— Begin DATA FOR THIS EXERCISE —
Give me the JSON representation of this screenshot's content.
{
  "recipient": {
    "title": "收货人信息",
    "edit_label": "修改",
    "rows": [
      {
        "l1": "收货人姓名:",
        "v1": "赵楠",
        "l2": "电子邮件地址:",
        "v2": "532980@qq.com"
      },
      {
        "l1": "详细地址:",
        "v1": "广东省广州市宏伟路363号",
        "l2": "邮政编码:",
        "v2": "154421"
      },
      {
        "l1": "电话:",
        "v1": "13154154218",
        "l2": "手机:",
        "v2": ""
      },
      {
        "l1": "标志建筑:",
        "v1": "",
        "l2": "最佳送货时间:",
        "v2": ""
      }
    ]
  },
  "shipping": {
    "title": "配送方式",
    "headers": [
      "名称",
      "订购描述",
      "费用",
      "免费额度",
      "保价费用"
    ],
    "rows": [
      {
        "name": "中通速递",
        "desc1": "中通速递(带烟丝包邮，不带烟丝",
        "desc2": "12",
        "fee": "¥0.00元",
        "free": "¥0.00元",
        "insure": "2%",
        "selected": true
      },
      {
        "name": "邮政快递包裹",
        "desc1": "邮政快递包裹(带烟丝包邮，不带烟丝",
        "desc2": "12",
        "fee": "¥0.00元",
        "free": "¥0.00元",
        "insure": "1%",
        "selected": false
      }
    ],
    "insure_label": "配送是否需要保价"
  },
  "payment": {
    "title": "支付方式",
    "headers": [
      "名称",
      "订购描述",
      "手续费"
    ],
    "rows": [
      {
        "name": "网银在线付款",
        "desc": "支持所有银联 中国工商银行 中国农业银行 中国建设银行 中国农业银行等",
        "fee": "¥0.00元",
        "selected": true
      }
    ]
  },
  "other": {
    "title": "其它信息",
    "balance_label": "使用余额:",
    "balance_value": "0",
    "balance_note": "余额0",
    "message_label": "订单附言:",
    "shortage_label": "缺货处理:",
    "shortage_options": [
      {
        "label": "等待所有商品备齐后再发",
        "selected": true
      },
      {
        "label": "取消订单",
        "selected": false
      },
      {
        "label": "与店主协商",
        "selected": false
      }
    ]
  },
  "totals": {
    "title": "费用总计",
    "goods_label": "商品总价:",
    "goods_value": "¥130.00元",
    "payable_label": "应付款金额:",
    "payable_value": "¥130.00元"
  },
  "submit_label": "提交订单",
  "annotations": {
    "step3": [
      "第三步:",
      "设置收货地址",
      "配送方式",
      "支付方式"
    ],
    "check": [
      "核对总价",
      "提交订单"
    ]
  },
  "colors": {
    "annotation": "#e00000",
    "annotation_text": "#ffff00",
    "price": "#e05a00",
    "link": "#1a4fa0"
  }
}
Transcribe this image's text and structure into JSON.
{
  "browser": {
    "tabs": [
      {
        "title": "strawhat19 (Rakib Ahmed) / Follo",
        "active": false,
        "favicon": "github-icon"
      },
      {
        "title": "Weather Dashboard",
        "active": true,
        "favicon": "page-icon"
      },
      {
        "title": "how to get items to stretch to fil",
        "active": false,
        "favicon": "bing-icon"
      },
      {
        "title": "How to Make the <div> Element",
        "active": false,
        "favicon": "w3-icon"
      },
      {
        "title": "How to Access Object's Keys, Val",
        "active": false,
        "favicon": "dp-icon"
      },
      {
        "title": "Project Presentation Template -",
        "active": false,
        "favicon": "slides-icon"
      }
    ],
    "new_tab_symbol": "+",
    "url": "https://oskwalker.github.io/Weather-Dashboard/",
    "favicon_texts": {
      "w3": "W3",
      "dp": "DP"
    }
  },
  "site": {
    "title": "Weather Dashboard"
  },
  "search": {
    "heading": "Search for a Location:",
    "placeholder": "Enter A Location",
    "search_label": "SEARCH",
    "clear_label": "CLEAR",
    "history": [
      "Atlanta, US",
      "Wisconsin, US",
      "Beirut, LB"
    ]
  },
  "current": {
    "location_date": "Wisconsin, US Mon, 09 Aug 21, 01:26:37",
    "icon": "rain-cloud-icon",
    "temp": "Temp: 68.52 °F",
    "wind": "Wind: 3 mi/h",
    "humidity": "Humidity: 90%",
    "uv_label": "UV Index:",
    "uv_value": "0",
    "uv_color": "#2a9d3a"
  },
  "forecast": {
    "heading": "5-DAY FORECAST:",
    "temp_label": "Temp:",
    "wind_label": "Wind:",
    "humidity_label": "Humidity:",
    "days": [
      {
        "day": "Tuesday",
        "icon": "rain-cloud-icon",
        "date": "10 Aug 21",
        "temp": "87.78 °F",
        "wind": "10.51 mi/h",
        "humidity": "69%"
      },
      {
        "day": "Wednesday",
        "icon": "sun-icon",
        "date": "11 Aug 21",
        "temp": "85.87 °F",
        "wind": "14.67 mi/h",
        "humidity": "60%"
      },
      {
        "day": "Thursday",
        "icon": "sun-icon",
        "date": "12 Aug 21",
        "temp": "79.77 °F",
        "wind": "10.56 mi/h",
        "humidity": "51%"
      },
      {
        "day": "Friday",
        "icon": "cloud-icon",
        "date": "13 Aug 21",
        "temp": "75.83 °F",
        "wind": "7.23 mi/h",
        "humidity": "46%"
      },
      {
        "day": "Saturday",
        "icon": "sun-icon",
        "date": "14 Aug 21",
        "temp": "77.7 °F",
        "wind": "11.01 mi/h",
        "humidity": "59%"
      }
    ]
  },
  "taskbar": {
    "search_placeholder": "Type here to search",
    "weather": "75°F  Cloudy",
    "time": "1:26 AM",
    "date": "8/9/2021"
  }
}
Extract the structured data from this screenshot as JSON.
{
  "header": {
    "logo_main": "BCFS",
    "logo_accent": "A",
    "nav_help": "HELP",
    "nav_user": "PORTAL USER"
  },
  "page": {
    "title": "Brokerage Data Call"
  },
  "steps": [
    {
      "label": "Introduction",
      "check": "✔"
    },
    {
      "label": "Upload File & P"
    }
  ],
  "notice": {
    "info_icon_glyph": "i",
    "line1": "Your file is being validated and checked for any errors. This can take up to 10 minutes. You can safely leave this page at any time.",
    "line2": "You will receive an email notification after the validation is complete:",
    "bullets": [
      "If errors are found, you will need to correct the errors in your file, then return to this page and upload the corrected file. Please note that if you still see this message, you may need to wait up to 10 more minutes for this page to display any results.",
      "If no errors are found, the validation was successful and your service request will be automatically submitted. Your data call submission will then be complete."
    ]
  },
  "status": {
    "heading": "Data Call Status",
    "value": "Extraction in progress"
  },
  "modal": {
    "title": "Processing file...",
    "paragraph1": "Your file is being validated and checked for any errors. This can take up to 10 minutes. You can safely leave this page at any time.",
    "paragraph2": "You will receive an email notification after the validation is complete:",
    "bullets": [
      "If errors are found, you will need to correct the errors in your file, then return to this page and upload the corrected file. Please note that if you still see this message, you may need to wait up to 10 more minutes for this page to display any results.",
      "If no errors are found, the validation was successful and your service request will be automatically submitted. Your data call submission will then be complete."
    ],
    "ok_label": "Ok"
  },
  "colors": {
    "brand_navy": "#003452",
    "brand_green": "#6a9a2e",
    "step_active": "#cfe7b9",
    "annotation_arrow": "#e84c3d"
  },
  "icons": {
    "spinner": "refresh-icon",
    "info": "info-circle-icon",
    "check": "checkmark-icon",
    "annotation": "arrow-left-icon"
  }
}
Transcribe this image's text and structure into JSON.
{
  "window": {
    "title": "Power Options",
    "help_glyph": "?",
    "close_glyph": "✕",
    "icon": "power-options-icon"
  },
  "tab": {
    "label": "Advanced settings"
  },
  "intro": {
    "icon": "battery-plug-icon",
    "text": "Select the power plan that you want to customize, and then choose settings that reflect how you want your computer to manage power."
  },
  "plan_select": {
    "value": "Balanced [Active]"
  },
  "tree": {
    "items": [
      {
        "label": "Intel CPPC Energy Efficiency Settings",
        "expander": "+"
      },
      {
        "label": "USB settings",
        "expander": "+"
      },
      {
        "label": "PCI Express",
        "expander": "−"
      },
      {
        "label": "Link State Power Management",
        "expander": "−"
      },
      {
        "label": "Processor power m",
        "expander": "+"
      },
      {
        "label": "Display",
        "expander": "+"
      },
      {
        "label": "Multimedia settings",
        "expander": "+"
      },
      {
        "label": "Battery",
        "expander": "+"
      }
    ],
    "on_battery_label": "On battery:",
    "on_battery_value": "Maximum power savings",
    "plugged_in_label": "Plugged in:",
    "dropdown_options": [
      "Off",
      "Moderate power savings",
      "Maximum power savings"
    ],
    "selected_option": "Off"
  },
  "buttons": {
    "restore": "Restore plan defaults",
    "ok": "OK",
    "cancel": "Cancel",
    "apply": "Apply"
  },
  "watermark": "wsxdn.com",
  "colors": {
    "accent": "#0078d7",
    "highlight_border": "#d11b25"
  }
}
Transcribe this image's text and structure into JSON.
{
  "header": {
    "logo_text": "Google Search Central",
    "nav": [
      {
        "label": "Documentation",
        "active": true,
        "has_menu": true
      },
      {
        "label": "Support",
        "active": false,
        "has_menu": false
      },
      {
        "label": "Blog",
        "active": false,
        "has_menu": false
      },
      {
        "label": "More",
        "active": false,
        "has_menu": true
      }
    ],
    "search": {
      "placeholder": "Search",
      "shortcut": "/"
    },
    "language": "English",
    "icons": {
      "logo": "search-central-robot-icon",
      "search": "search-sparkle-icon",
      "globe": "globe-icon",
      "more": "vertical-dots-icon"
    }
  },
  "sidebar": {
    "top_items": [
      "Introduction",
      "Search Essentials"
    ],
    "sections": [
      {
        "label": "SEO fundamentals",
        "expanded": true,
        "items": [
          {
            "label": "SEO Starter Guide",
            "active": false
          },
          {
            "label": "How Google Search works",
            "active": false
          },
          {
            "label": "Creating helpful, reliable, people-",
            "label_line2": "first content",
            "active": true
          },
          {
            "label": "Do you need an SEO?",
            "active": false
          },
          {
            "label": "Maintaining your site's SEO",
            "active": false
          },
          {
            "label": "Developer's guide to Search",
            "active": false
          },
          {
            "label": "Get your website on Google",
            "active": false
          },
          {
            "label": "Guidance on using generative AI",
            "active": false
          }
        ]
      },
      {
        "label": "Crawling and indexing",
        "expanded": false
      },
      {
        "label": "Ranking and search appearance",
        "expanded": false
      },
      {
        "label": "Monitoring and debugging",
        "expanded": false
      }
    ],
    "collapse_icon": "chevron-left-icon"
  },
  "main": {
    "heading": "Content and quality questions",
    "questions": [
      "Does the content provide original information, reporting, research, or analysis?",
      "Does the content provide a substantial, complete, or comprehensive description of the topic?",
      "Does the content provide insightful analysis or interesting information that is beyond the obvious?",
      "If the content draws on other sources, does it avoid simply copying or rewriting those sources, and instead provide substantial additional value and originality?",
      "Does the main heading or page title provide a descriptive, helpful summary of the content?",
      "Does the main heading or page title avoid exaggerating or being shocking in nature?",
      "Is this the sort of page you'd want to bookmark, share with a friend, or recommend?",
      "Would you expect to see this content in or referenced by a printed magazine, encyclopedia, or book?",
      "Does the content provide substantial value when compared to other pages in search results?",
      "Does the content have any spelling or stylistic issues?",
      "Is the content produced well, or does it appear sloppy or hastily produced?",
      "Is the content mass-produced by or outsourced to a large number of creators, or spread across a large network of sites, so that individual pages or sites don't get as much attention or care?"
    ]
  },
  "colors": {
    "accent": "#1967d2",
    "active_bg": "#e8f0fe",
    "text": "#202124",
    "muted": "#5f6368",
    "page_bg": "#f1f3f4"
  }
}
— End DATA FOR THIS EXERCISE —
• _GOAL OF THE EXERCISE_
Identify every line holding the word "helpful" and copy it out.

• _WRITTEN RESPONSE_
            "label": "Creating helpful, reliable, people-",
      "Does the main heading or page title provide a descriptive, helpful summary of the content?",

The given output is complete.